---------- GIVEN DATA ----------

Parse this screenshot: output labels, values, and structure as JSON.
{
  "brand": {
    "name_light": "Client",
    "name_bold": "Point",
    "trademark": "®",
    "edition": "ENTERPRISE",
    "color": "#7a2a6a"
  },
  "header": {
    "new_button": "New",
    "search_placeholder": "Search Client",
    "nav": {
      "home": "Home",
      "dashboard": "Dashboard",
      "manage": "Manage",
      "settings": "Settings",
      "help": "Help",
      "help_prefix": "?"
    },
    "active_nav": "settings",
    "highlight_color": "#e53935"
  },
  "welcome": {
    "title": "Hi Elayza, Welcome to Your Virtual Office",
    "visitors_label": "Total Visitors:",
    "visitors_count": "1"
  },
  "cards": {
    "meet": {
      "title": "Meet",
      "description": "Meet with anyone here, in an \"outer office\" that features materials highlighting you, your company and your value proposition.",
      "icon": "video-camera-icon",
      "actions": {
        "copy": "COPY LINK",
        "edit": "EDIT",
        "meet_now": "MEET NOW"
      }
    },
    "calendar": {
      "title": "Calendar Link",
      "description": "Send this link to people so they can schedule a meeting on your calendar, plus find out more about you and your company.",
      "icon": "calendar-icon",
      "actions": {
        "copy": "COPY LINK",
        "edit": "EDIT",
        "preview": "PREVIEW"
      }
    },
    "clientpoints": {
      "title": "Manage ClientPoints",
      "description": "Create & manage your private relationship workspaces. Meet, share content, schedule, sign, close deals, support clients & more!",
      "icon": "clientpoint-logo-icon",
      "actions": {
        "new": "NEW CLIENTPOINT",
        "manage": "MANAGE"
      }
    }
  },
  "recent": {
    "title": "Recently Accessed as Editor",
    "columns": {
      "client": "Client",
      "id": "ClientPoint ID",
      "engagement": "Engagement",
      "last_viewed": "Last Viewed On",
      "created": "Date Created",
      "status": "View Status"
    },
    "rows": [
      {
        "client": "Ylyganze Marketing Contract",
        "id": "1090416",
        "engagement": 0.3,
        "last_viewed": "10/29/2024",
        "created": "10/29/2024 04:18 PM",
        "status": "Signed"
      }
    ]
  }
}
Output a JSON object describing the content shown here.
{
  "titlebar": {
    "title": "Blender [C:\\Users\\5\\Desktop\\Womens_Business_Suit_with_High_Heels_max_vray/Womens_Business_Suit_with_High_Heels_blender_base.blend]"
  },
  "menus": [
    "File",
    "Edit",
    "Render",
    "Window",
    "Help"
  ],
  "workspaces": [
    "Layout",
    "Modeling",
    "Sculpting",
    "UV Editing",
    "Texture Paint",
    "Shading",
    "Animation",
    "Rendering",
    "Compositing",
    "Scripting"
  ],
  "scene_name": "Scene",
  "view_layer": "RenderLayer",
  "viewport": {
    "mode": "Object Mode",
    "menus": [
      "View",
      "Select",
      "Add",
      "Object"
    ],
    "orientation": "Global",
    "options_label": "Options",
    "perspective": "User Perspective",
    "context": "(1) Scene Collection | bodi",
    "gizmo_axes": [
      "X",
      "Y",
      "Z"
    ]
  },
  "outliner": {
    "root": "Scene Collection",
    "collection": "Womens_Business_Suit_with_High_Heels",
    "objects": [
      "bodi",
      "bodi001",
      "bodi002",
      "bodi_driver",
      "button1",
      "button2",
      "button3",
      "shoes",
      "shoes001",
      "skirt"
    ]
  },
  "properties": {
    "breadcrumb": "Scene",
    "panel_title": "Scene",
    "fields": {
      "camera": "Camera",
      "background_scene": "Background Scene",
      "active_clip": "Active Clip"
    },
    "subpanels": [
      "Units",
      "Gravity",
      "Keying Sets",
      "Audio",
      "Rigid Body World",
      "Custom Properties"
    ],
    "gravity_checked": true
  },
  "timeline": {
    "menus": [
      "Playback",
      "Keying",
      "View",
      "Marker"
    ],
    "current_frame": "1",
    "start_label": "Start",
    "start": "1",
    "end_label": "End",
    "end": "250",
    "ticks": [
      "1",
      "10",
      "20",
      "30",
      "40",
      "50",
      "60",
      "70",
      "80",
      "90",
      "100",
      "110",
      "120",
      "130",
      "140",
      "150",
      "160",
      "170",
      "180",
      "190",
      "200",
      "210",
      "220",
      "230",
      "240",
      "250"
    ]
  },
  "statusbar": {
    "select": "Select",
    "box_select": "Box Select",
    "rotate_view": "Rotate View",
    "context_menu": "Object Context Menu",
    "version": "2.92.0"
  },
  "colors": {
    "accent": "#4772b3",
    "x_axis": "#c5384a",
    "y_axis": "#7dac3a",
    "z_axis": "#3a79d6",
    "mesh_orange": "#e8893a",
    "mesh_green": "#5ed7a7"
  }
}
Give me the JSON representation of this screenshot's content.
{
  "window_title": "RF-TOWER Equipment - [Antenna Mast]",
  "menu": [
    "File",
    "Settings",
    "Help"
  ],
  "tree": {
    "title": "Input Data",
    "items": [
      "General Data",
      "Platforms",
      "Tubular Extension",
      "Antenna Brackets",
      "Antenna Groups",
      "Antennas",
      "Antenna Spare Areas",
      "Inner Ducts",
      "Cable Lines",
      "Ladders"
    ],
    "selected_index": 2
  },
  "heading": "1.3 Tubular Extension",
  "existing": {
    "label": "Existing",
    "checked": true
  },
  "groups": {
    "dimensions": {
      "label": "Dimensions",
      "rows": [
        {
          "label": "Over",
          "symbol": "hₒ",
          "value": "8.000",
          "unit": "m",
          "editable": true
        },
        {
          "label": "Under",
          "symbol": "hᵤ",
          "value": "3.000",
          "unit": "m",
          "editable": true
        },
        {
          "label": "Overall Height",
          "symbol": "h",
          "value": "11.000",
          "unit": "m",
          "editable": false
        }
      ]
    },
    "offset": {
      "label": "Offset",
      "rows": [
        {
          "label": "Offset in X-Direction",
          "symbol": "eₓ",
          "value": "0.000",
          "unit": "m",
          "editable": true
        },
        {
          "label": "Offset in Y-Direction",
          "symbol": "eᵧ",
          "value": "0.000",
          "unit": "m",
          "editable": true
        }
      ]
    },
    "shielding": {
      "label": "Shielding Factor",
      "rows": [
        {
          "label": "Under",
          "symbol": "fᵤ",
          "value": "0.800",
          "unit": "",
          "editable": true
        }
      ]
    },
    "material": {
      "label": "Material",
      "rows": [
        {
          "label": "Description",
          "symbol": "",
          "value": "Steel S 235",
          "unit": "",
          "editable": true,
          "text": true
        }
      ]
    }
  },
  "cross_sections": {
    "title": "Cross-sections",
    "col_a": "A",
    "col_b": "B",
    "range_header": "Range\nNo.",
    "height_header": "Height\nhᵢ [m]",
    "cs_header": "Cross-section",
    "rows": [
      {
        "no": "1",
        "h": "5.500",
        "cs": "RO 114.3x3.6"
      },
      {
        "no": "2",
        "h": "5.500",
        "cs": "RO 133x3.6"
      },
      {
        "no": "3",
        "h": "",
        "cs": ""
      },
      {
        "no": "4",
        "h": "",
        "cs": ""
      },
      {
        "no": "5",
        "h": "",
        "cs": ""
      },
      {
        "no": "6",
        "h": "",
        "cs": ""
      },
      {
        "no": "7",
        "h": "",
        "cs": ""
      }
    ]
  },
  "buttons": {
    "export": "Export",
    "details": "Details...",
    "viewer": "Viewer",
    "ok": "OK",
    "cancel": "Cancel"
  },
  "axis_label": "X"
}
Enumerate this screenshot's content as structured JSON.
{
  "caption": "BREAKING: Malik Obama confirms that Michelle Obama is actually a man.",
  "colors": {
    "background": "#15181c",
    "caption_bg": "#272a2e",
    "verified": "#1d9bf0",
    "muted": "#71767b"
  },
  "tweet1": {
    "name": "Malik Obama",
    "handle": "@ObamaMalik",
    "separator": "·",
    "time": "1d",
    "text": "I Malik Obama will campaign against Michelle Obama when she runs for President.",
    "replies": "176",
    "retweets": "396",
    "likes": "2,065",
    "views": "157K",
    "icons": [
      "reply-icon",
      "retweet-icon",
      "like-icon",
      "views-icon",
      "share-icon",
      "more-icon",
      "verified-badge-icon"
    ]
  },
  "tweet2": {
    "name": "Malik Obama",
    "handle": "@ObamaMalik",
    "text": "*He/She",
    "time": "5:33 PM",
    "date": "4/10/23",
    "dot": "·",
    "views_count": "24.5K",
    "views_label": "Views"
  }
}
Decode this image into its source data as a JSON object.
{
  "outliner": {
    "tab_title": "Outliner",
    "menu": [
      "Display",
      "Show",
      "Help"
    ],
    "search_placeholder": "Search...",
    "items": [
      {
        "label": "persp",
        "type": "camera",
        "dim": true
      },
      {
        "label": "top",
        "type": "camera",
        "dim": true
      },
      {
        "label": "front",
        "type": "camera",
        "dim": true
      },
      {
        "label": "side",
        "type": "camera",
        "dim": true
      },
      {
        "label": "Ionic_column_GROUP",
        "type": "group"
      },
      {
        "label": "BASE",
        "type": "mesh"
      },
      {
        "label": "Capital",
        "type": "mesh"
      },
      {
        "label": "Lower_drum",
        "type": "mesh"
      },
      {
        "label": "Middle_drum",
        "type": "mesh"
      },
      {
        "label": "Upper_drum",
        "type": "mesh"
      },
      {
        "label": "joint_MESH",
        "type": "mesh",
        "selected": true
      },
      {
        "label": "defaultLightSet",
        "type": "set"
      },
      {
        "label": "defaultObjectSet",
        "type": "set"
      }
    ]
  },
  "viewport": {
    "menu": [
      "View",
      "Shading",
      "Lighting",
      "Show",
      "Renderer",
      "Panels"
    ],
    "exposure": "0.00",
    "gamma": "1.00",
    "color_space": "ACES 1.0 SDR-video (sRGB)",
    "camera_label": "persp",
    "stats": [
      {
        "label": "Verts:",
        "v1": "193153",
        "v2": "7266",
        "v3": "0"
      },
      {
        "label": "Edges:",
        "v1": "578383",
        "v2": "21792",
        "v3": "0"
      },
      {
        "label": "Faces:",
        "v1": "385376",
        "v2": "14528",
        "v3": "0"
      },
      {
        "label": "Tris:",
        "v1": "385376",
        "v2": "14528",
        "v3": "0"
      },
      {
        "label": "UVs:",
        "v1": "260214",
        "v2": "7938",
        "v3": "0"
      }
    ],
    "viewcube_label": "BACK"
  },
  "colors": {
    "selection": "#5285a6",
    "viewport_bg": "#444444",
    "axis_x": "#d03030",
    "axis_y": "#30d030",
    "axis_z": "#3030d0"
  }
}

----------

STATED PROBLEM | Filter the records above for lines containing the word "Scene", and copy those lines.

REPLY TO THE TASK |
  "scene_name": "Scene",
    "context": "(1) Scene Collection | bodi",
    "root": "Scene Collection",
    "breadcrumb": "Scene",
    "panel_title": "Scene",
      "background_scene": "Background Scene",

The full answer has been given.